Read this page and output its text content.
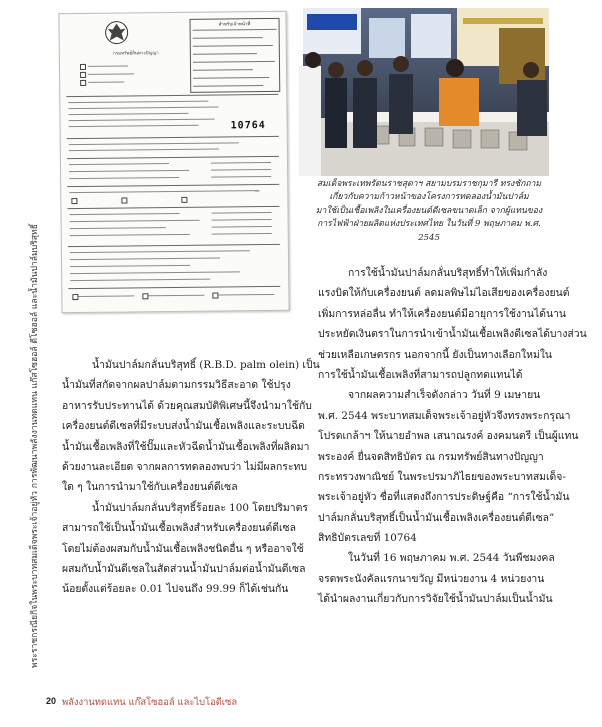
กรมทรัพย์สินทางปัญญา
สำหรับเจ้าหน้าที่
10764
สมเด็จพระเทพรัตนราชสุดาฯ สยามบรมราชกุมารี ทรงชักถาม
เกี่ยวกับความก้าวหน้าของโครงการทดลองน้ำมันปาล์ม
มาใช้เป็นเชื้อเพลิงในเครื่องยนต์ดีเซลขนาดเล็ก จากผู้แทนของ
การไฟฟ้าฝ่ายผลิตแห่งประเทศไทย ในวันที่ 9 พฤษภาคม พ.ศ. 2545
พระราชกรณียกิจในพระบาทสมเด็จพระเจ้าอยู่หัว การพัฒนาพลังงานทดแทน แก๊สโซฮอล์ ดีโซฮอล์ และน้ำมันปาล์มบริสุทธิ์	การใช้น้ำมันปาล์มกลั่นบริสุทธิ์ทำให้เพิ่มกำลัง
แรงบิดให้กับเครื่องยนต์ ลดมลพิษไม่ไอเสียของเครื่องยนต์
เพิ่มการหล่อลื่น ทำให้เครื่องยนต์มีอายุการใช้งานได้นาน
ประหยัดเงินตราในการนำเข้าน้ำมันเชื้อเพลิงดีเซลได้บางส่วน
ช่วยเหลือเกษตรกร นอกจากนี้ ยังเป็นทางเลือกใหม่ใน
การใช้น้ำมันเชื้อเพลิงที่สามารถปลูกทดแทนได้
จากผลความสำเร็จดังกล่าว วันที่ 9 เมษายน
พ.ศ. 2544 พระบาทสมเด็จพระเจ้าอยู่หัวจึงทรงพระกรุณา
โปรดเกล้าฯ ให้นายอำพล เสนาณรงค์ องคมนตรี เป็นผู้แทน
พระองค์ ยื่นจดสิทธิบัตร ณ กรมทรัพย์สินทางปัญญา
กระทรวงพาณิชย์ ในพระปรมาภิไธยของพระบาทสมเด็จ-
พระเจ้าอยู่หัว ชื่อที่แสดงถึงการประดิษฐ์คือ “การใช้น้ำมัน
ปาล์มกลั่นบริสุทธิ์เป็นน้ำมันเชื้อเพลิงเครื่องยนต์ดีเซล”
สิทธิบัตรเลขที่ 10764
ในวันที่ 16 พฤษภาคม พ.ศ. 2544 วันพืชมงคล
จรดพระนังคัลแรกนาขวัญ มีหน่วยงาน 4 หน่วยงาน
ได้นำผลงานเกี่ยวกับการวิจัยใช้น้ำมันปาล์มเป็นน้ำมัน
น้ำมันปาล์มกลั่นบริสุทธิ์ (R.B.D. palm olein) เป็น
น้ำมันที่สกัดจากผลปาล์มตามกรรมวิธีสะอาด ใช้ปรุง
อาหารรับประทานได้ ด้วยคุณสมบัติพิเศษนี้จึงนำมาใช้กับ
เครื่องยนต์ดีเซลที่มีระบบส่งน้ำมันเชื้อเพลิงและระบบฉีด
น้ำมันเชื้อเพลิงที่ใช้ปั๊มและหัวฉีดน้ำมันเชื้อเพลิงที่ผลิตมา
ด้วยงานละเอียด จากผลการทดลองพบว่า ไม่มีผลกระทบ
ใด ๆ ในการนำมาใช้กับเครื่องยนต์ดีเซล
น้ำมันปาล์มกลั่นบริสุทธิ์ร้อยละ 100 โดยปริมาตร
สามารถใช้เป็นน้ำมันเชื้อเพลิงสำหรับเครื่องยนต์ดีเซล
โดยไม่ต้องผสมกับน้ำมันเชื้อเพลิงชนิดอื่น ๆ หรืออาจใช้
ผสมกับน้ำมันดีเซลในสัดส่วนน้ำมันปาล์มต่อน้ำมันดีเซล
น้อยตั้งแต่ร้อยละ 0.01 ไปจนถึง 99.99 ก็ได้เช่นกัน
20 พลังงานทดแทน แก๊สโซฮอล์ และไบโอดีเซล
————
■ **Aim of the exercise**
Your copy should match the entries exactly, minus the pictures.

■ **Response for this exercise**
Read this page and output its text content.
กรมทรัพย์สินทางปัญญา
สำหรับเจ้าหน้าที่
10764
สมเด็จพระเทพรัตนราชสุดาฯ สยามบรมราชกุมารี ทรงชักถาม
เกี่ยวกับความก้าวหน้าของโครงการทดลองน้ำมันปาล์ม
มาใช้เป็นเชื้อเพลิงในเครื่องยนต์ดีเซลขนาดเล็ก จากผู้แทนของ
การไฟฟ้าฝ่ายผลิตแห่งประเทศไทย ในวันที่ 9 พฤษภาคม พ.ศ. 2545
พระราชกรณียกิจในพระบาทสมเด็จพระเจ้าอยู่หัว การพัฒนาพลังงานทดแทน แก๊สโซฮอล์ ดีโซฮอล์ และน้ำมันปาล์มบริสุทธิ์	การใช้น้ำมันปาล์มกลั่นบริสุทธิ์ทำให้เพิ่มกำลัง
แรงบิดให้กับเครื่องยนต์ ลดมลพิษไม่ไอเสียของเครื่องยนต์
เพิ่มการหล่อลื่น ทำให้เครื่องยนต์มีอายุการใช้งานได้นาน
ประหยัดเงินตราในการนำเข้าน้ำมันเชื้อเพลิงดีเซลได้บางส่วน
ช่วยเหลือเกษตรกร นอกจากนี้ ยังเป็นทางเลือกใหม่ใน
การใช้น้ำมันเชื้อเพลิงที่สามารถปลูกทดแทนได้
จากผลความสำเร็จดังกล่าว วันที่ 9 เมษายน
พ.ศ. 2544 พระบาทสมเด็จพระเจ้าอยู่หัวจึงทรงพระกรุณา
โปรดเกล้าฯ ให้นายอำพล เสนาณรงค์ องคมนตรี เป็นผู้แทน
พระองค์ ยื่นจดสิทธิบัตร ณ กรมทรัพย์สินทางปัญญา
กระทรวงพาณิชย์ ในพระปรมาภิไธยของพระบาทสมเด็จ-
พระเจ้าอยู่หัว ชื่อที่แสดงถึงการประดิษฐ์คือ “การใช้น้ำมัน
ปาล์มกลั่นบริสุทธิ์เป็นน้ำมันเชื้อเพลิงเครื่องยนต์ดีเซล”
สิทธิบัตรเลขที่ 10764
ในวันที่ 16 พฤษภาคม พ.ศ. 2544 วันพืชมงคล
จรดพระนังคัลแรกนาขวัญ มีหน่วยงาน 4 หน่วยงาน
ได้นำผลงานเกี่ยวกับการวิจัยใช้น้ำมันปาล์มเป็นน้ำมัน
น้ำมันปาล์มกลั่นบริสุทธิ์ (R.B.D. palm olein) เป็น
น้ำมันที่สกัดจากผลปาล์มตามกรรมวิธีสะอาด ใช้ปรุง
อาหารรับประทานได้ ด้วยคุณสมบัติพิเศษนี้จึงนำมาใช้กับ
เครื่องยนต์ดีเซลที่มีระบบส่งน้ำมันเชื้อเพลิงและระบบฉีด
น้ำมันเชื้อเพลิงที่ใช้ปั๊มและหัวฉีดน้ำมันเชื้อเพลิงที่ผลิตมา
ด้วยงานละเอียด จากผลการทดลองพบว่า ไม่มีผลกระทบ
ใด ๆ ในการนำมาใช้กับเครื่องยนต์ดีเซล
น้ำมันปาล์มกลั่นบริสุทธิ์ร้อยละ 100 โดยปริมาตร
สามารถใช้เป็นน้ำมันเชื้อเพลิงสำหรับเครื่องยนต์ดีเซล
โดยไม่ต้องผสมกับน้ำมันเชื้อเพลิงชนิดอื่น ๆ หรืออาจใช้
ผสมกับน้ำมันดีเซลในสัดส่วนน้ำมันปาล์มต่อน้ำมันดีเซล
น้อยตั้งแต่ร้อยละ 0.01 ไปจนถึง 99.99 ก็ได้เช่นกัน
20 พลังงานทดแทน แก๊สโซฮอล์ และไบโอดีเซล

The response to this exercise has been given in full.